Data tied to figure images
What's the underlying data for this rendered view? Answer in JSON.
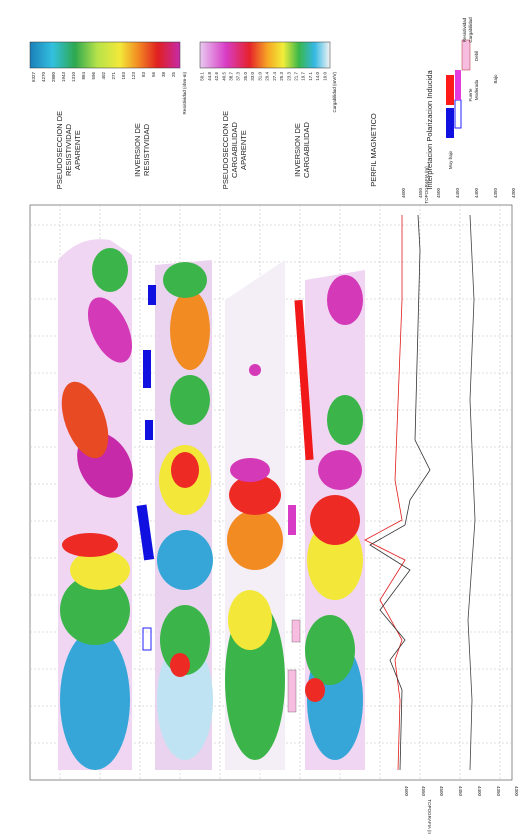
{
  "header": {
    "panels": [
      [
        "PSEUDOSECCION DE",
        "RESISTIVIDAD",
        "APARENTE"
      ],
      [
        "INVERSION DE",
        "RESISTIVIDAD"
      ],
      [
        "PSEUDOSECCION DE",
        "CARGABILIDAD",
        "APARENTE"
      ],
      [
        "INVERSION DE",
        "CARGABILIDAD"
      ],
      [
        "PERFIL MAGNETICO"
      ]
    ],
    "resistivity_scale": {
      "title": "Resistividad (ohm-m)",
      "labels": [
        "6327",
        "4270",
        "2880",
        "1943",
        "1310",
        "884",
        "596",
        "402",
        "271",
        "183",
        "123",
        "83",
        "56",
        "38",
        "25"
      ]
    },
    "chargeability_scale": {
      "title": "Cargabilidad (mV/V)",
      "labels": [
        "50.1",
        "44.8",
        "42.6",
        "40.5",
        "38.7",
        "37.3",
        "35.0",
        "33.0",
        "31.0",
        "29.4",
        "27.4",
        "25.3",
        "23.3",
        "21.7",
        "19.7",
        "17.1",
        "14.0",
        "10.0"
      ]
    },
    "legend": {
      "title": "Interpretacion Polarizacion Inducida",
      "resistivity": "Resistividad",
      "chargeability": "Cargabilidad",
      "items": [
        "Muy bajo",
        "Bajo",
        "Fuerte",
        "Moderada",
        "Debil"
      ]
    }
  },
  "topography_axis": {
    "title": "TOPOGRAFIA (m)",
    "ticks": [
      "4600",
      "4550",
      "4500",
      "4450",
      "4400",
      "4350",
      "4300"
    ]
  }
}
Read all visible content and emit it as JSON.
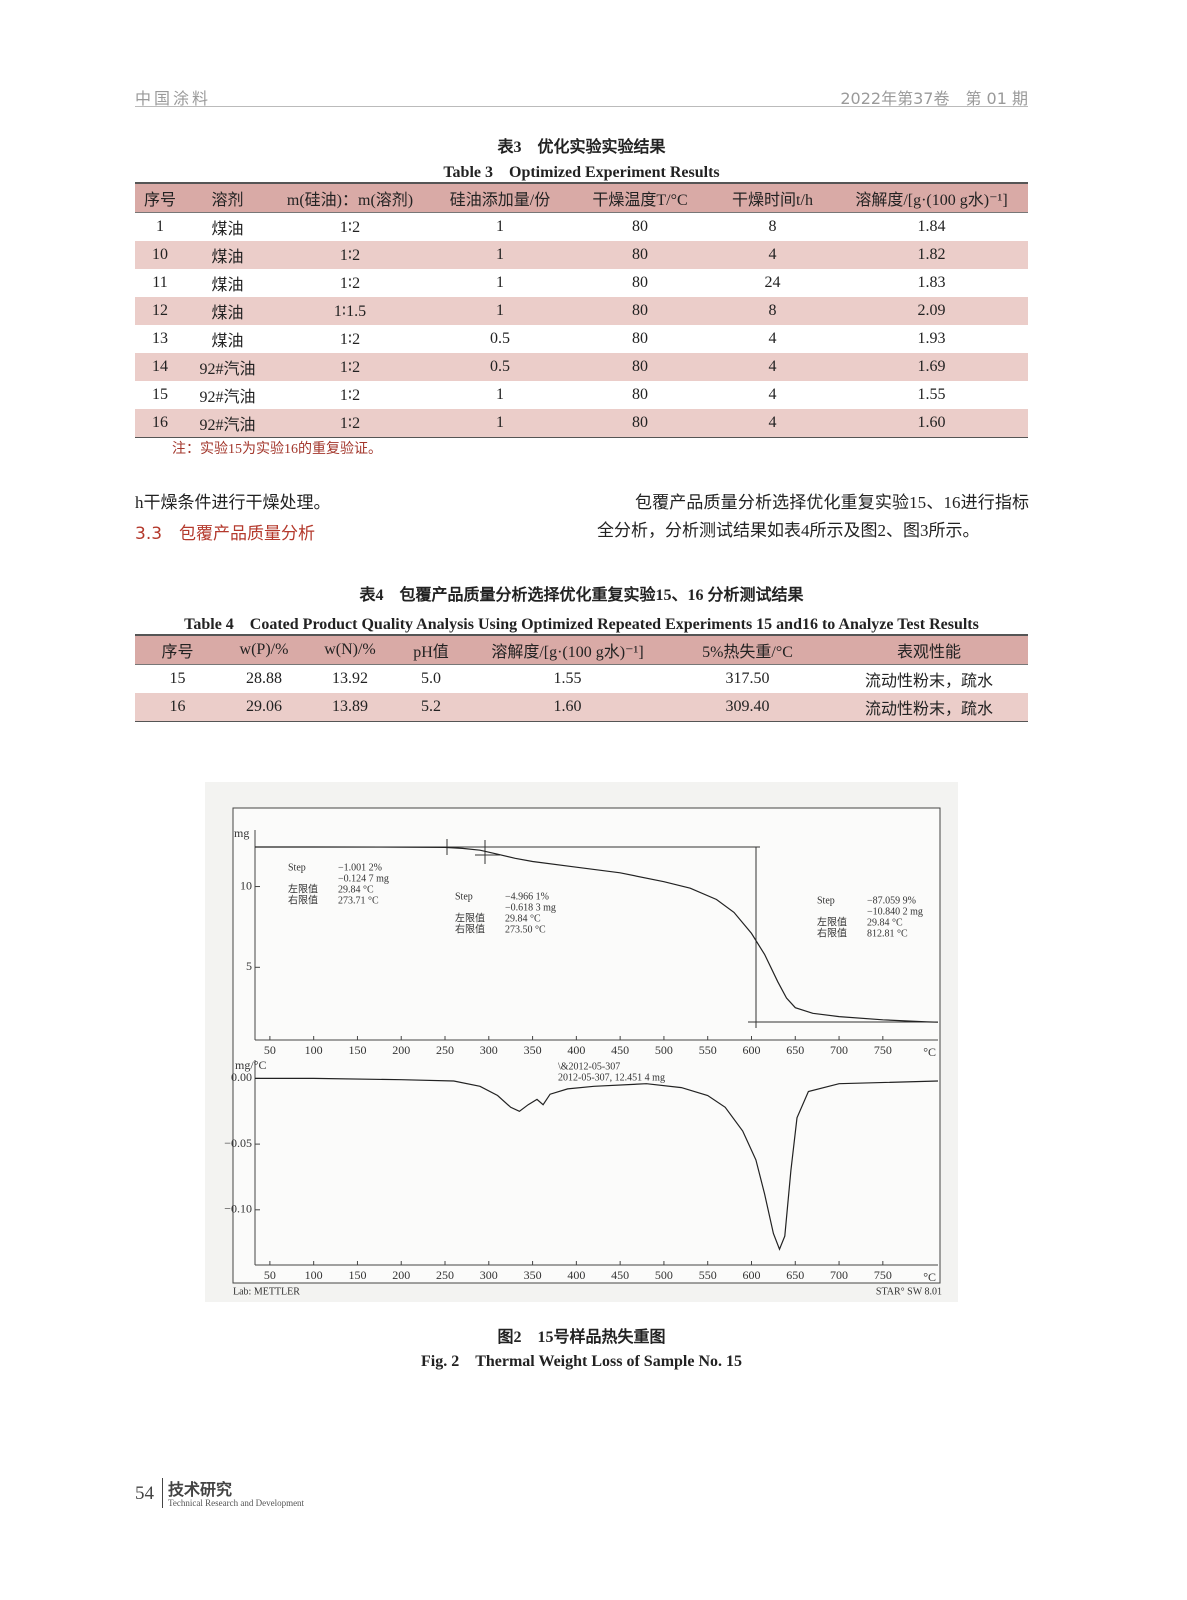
{
  "header": {
    "journal": "中国涂料",
    "issue": "2022年第37卷　第 01 期"
  },
  "table3": {
    "title_cn": "表3　优化实验实验结果",
    "title_en": "Table 3　Optimized Experiment Results",
    "columns": [
      "序号",
      "溶剂",
      "m(硅油)：m(溶剂)",
      "硅油添加量/份",
      "干燥温度T/°C",
      "干燥时间t/h",
      "溶解度/[g·(100 g水)⁻¹]"
    ],
    "rows": [
      [
        "1",
        "煤油",
        "1∶2",
        "1",
        "80",
        "8",
        "1.84"
      ],
      [
        "10",
        "煤油",
        "1∶2",
        "1",
        "80",
        "4",
        "1.82"
      ],
      [
        "11",
        "煤油",
        "1∶2",
        "1",
        "80",
        "24",
        "1.83"
      ],
      [
        "12",
        "煤油",
        "1∶1.5",
        "1",
        "80",
        "8",
        "2.09"
      ],
      [
        "13",
        "煤油",
        "1∶2",
        "0.5",
        "80",
        "4",
        "1.93"
      ],
      [
        "14",
        "92#汽油",
        "1∶2",
        "0.5",
        "80",
        "4",
        "1.69"
      ],
      [
        "15",
        "92#汽油",
        "1∶2",
        "1",
        "80",
        "4",
        "1.55"
      ],
      [
        "16",
        "92#汽油",
        "1∶2",
        "1",
        "80",
        "4",
        "1.60"
      ]
    ],
    "note": "注：实验15为实验16的重复验证。"
  },
  "body": {
    "left_text": "h干燥条件进行干燥处理。",
    "section_heading": "3.3　包覆产品质量分析",
    "right_text": "包覆产品质量分析选择优化重复实验15、16进行指标全分析，分析测试结果如表4所示及图2、图3所示。"
  },
  "table4": {
    "title_cn": "表4　包覆产品质量分析选择优化重复实验15、16 分析测试结果",
    "title_en": "Table 4　Coated Product Quality Analysis Using Optimized Repeated Experiments 15 and16 to Analyze Test Results",
    "columns": [
      "序号",
      "w(P)/%",
      "w(N)/%",
      "pH值",
      "溶解度/[g·(100 g水)⁻¹]",
      "5%热失重/°C",
      "表观性能"
    ],
    "rows": [
      [
        "15",
        "28.88",
        "13.92",
        "5.0",
        "1.55",
        "317.50",
        "流动性粉末，疏水"
      ],
      [
        "16",
        "29.06",
        "13.89",
        "5.2",
        "1.60",
        "309.40",
        "流动性粉末，疏水"
      ]
    ]
  },
  "chart_data": [
    {
      "type": "line",
      "y_label": "mg",
      "x_unit": "°C",
      "xlim": [
        33,
        813
      ],
      "xticks": [
        50,
        100,
        150,
        200,
        250,
        300,
        350,
        400,
        450,
        500,
        550,
        600,
        650,
        700,
        750
      ],
      "ylim": [
        0.5,
        13.5
      ],
      "yticks": [
        10,
        5
      ],
      "x": [
        33,
        100,
        200,
        250,
        270,
        290,
        310,
        330,
        350,
        400,
        450,
        500,
        530,
        560,
        580,
        600,
        615,
        630,
        640,
        650,
        670,
        700,
        750,
        800,
        813
      ],
      "series": [
        {
          "color": "#222222",
          "values": [
            12.45,
            12.45,
            12.44,
            12.42,
            12.36,
            12.25,
            12.0,
            11.75,
            11.55,
            11.2,
            10.85,
            10.3,
            9.9,
            9.2,
            8.4,
            7.1,
            5.8,
            4.1,
            3.1,
            2.5,
            2.15,
            1.95,
            1.75,
            1.62,
            1.6
          ]
        }
      ],
      "steps": [
        {
          "label": "Step",
          "mass_pct": "−1.001 2%",
          "mass_mg": "−0.124 7 mg",
          "left_label": "左限值",
          "left_value": "29.84 °C",
          "right_label": "右限值",
          "right_value": "273.71 °C"
        },
        {
          "label": "Step",
          "mass_pct": "−4.966 1%",
          "mass_mg": "−0.618 3 mg",
          "left_label": "左限值",
          "left_value": "29.84 °C",
          "right_label": "右限值",
          "right_value": "273.50 °C"
        },
        {
          "label": "Step",
          "mass_pct": "−87.059 9%",
          "mass_mg": "−10.840 2 mg",
          "left_label": "左限值",
          "left_value": "29.84 °C",
          "right_label": "右限值",
          "right_value": "812.81 °C"
        }
      ]
    },
    {
      "type": "line",
      "y_label": "mg/°C",
      "x_unit": "°C",
      "xlim": [
        33,
        813
      ],
      "xticks": [
        50,
        100,
        150,
        200,
        250,
        300,
        350,
        400,
        450,
        500,
        550,
        600,
        650,
        700,
        750
      ],
      "ylim": [
        -0.142,
        0.014
      ],
      "yticks": [
        {
          "value": 0,
          "label": "0.00"
        },
        {
          "value": -0.05,
          "label": "−0.05"
        },
        {
          "value": -0.1,
          "label": "−0.10"
        }
      ],
      "x": [
        33,
        100,
        200,
        260,
        290,
        310,
        325,
        335,
        345,
        355,
        362,
        370,
        390,
        420,
        480,
        520,
        550,
        570,
        590,
        605,
        615,
        625,
        632,
        638,
        645,
        652,
        665,
        700,
        813
      ],
      "series": [
        {
          "color": "#222222",
          "values": [
            0,
            0,
            -0.001,
            -0.002,
            -0.006,
            -0.013,
            -0.022,
            -0.025,
            -0.02,
            -0.016,
            -0.02,
            -0.012,
            -0.008,
            -0.006,
            -0.004,
            -0.007,
            -0.013,
            -0.022,
            -0.04,
            -0.062,
            -0.088,
            -0.118,
            -0.13,
            -0.12,
            -0.07,
            -0.03,
            -0.01,
            -0.004,
            -0.002
          ]
        }
      ],
      "annotations": [
        "\\&2012-05-307",
        "2012-05-307, 12.451 4 mg"
      ]
    }
  ],
  "figure": {
    "lab": "Lab: METTLER",
    "software": "STAR° SW 8.01",
    "caption_cn": "图2　15号样品热失重图",
    "caption_en": "Fig. 2　Thermal Weight Loss of Sample No. 15"
  },
  "footer": {
    "page": "54",
    "section_cn": "技术研究",
    "section_en": "Technical Research and Development"
  }
}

REQUIRED WORK:
Print out the material word for word, omitting the pictures.

RESULT OF THE EXERCISE:
What's the underlying data for this rendered view? Answer in JSON.
{
  "header": {
    "panels": [
      [
        "PSEUDOSECCION DE",
        "RESISTIVIDAD",
        "APARENTE"
      ],
      [
        "INVERSION DE",
        "RESISTIVIDAD"
      ],
      [
        "PSEUDOSECCION DE",
        "CARGABILIDAD",
        "APARENTE"
      ],
      [
        "INVERSION DE",
        "CARGABILIDAD"
      ],
      [
        "PERFIL MAGNETICO"
      ]
    ],
    "resistivity_scale": {
      "title": "Resistividad (ohm-m)",
      "labels": [
        "6327",
        "4270",
        "2880",
        "1943",
        "1310",
        "884",
        "596",
        "402",
        "271",
        "183",
        "123",
        "83",
        "56",
        "38",
        "25"
      ]
    },
    "chargeability_scale": {
      "title": "Cargabilidad (mV/V)",
      "labels": [
        "50.1",
        "44.8",
        "42.6",
        "40.5",
        "38.7",
        "37.3",
        "35.0",
        "33.0",
        "31.0",
        "29.4",
        "27.4",
        "25.3",
        "23.3",
        "21.7",
        "19.7",
        "17.1",
        "14.0",
        "10.0"
      ]
    },
    "legend": {
      "title": "Interpretacion Polarizacion Inducida",
      "resistivity": "Resistividad",
      "chargeability": "Cargabilidad",
      "items": [
        "Muy bajo",
        "Bajo",
        "Fuerte",
        "Moderada",
        "Debil"
      ]
    }
  },
  "topography_axis": {
    "title": "TOPOGRAFIA (m)",
    "ticks": [
      "4600",
      "4550",
      "4500",
      "4450",
      "4400",
      "4350",
      "4300"
    ]
  }
}
Read all visible content and emit it as JSON.
{
  "header": {
    "journal": "中国涂料",
    "issue": "2022年第37卷　第 01 期"
  },
  "table3": {
    "title_cn": "表3　优化实验实验结果",
    "title_en": "Table 3　Optimized Experiment Results",
    "columns": [
      "序号",
      "溶剂",
      "m(硅油)：m(溶剂)",
      "硅油添加量/份",
      "干燥温度T/°C",
      "干燥时间t/h",
      "溶解度/[g·(100 g水)⁻¹]"
    ],
    "rows": [
      [
        "1",
        "煤油",
        "1∶2",
        "1",
        "80",
        "8",
        "1.84"
      ],
      [
        "10",
        "煤油",
        "1∶2",
        "1",
        "80",
        "4",
        "1.82"
      ],
      [
        "11",
        "煤油",
        "1∶2",
        "1",
        "80",
        "24",
        "1.83"
      ],
      [
        "12",
        "煤油",
        "1∶1.5",
        "1",
        "80",
        "8",
        "2.09"
      ],
      [
        "13",
        "煤油",
        "1∶2",
        "0.5",
        "80",
        "4",
        "1.93"
      ],
      [
        "14",
        "92#汽油",
        "1∶2",
        "0.5",
        "80",
        "4",
        "1.69"
      ],
      [
        "15",
        "92#汽油",
        "1∶2",
        "1",
        "80",
        "4",
        "1.55"
      ],
      [
        "16",
        "92#汽油",
        "1∶2",
        "1",
        "80",
        "4",
        "1.60"
      ]
    ],
    "note": "注：实验15为实验16的重复验证。"
  },
  "body": {
    "left_text": "h干燥条件进行干燥处理。",
    "section_heading": "3.3　包覆产品质量分析",
    "right_text": "包覆产品质量分析选择优化重复实验15、16进行指标全分析，分析测试结果如表4所示及图2、图3所示。"
  },
  "table4": {
    "title_cn": "表4　包覆产品质量分析选择优化重复实验15、16 分析测试结果",
    "title_en": "Table 4　Coated Product Quality Analysis Using Optimized Repeated Experiments 15 and16 to Analyze Test Results",
    "columns": [
      "序号",
      "w(P)/%",
      "w(N)/%",
      "pH值",
      "溶解度/[g·(100 g水)⁻¹]",
      "5%热失重/°C",
      "表观性能"
    ],
    "rows": [
      [
        "15",
        "28.88",
        "13.92",
        "5.0",
        "1.55",
        "317.50",
        "流动性粉末，疏水"
      ],
      [
        "16",
        "29.06",
        "13.89",
        "5.2",
        "1.60",
        "309.40",
        "流动性粉末，疏水"
      ]
    ]
  },
  "chart_data": [
    {
      "type": "line",
      "y_label": "mg",
      "x_unit": "°C",
      "xlim": [
        33,
        813
      ],
      "xticks": [
        50,
        100,
        150,
        200,
        250,
        300,
        350,
        400,
        450,
        500,
        550,
        600,
        650,
        700,
        750
      ],
      "ylim": [
        0.5,
        13.5
      ],
      "yticks": [
        10,
        5
      ],
      "x": [
        33,
        100,
        200,
        250,
        270,
        290,
        310,
        330,
        350,
        400,
        450,
        500,
        530,
        560,
        580,
        600,
        615,
        630,
        640,
        650,
        670,
        700,
        750,
        800,
        813
      ],
      "series": [
        {
          "color": "#222222",
          "values": [
            12.45,
            12.45,
            12.44,
            12.42,
            12.36,
            12.25,
            12.0,
            11.75,
            11.55,
            11.2,
            10.85,
            10.3,
            9.9,
            9.2,
            8.4,
            7.1,
            5.8,
            4.1,
            3.1,
            2.5,
            2.15,
            1.95,
            1.75,
            1.62,
            1.6
          ]
        }
      ],
      "steps": [
        {
          "label": "Step",
          "mass_pct": "−1.001 2%",
          "mass_mg": "−0.124 7 mg",
          "left_label": "左限值",
          "left_value": "29.84 °C",
          "right_label": "右限值",
          "right_value": "273.71 °C"
        },
        {
          "label": "Step",
          "mass_pct": "−4.966 1%",
          "mass_mg": "−0.618 3 mg",
          "left_label": "左限值",
          "left_value": "29.84 °C",
          "right_label": "右限值",
          "right_value": "273.50 °C"
        },
        {
          "label": "Step",
          "mass_pct": "−87.059 9%",
          "mass_mg": "−10.840 2 mg",
          "left_label": "左限值",
          "left_value": "29.84 °C",
          "right_label": "右限值",
          "right_value": "812.81 °C"
        }
      ]
    },
    {
      "type": "line",
      "y_label": "mg/°C",
      "x_unit": "°C",
      "xlim": [
        33,
        813
      ],
      "xticks": [
        50,
        100,
        150,
        200,
        250,
        300,
        350,
        400,
        450,
        500,
        550,
        600,
        650,
        700,
        750
      ],
      "ylim": [
        -0.142,
        0.014
      ],
      "yticks": [
        {
          "value": 0,
          "label": "0.00"
        },
        {
          "value": -0.05,
          "label": "−0.05"
        },
        {
          "value": -0.1,
          "label": "−0.10"
        }
      ],
      "x": [
        33,
        100,
        200,
        260,
        290,
        310,
        325,
        335,
        345,
        355,
        362,
        370,
        390,
        420,
        480,
        520,
        550,
        570,
        590,
        605,
        615,
        625,
        632,
        638,
        645,
        652,
        665,
        700,
        813
      ],
      "series": [
        {
          "color": "#222222",
          "values": [
            0,
            0,
            -0.001,
            -0.002,
            -0.006,
            -0.013,
            -0.022,
            -0.025,
            -0.02,
            -0.016,
            -0.02,
            -0.012,
            -0.008,
            -0.006,
            -0.004,
            -0.007,
            -0.013,
            -0.022,
            -0.04,
            -0.062,
            -0.088,
            -0.118,
            -0.13,
            -0.12,
            -0.07,
            -0.03,
            -0.01,
            -0.004,
            -0.002
          ]
        }
      ],
      "annotations": [
        "\\&2012-05-307",
        "2012-05-307, 12.451 4 mg"
      ]
    }
  ],
  "figure": {
    "lab": "Lab: METTLER",
    "software": "STAR° SW 8.01",
    "caption_cn": "图2　15号样品热失重图",
    "caption_en": "Fig. 2　Thermal Weight Loss of Sample No. 15"
  },
  "footer": {
    "page": "54",
    "section_cn": "技术研究",
    "section_en": "Technical Research and Development"
  }
}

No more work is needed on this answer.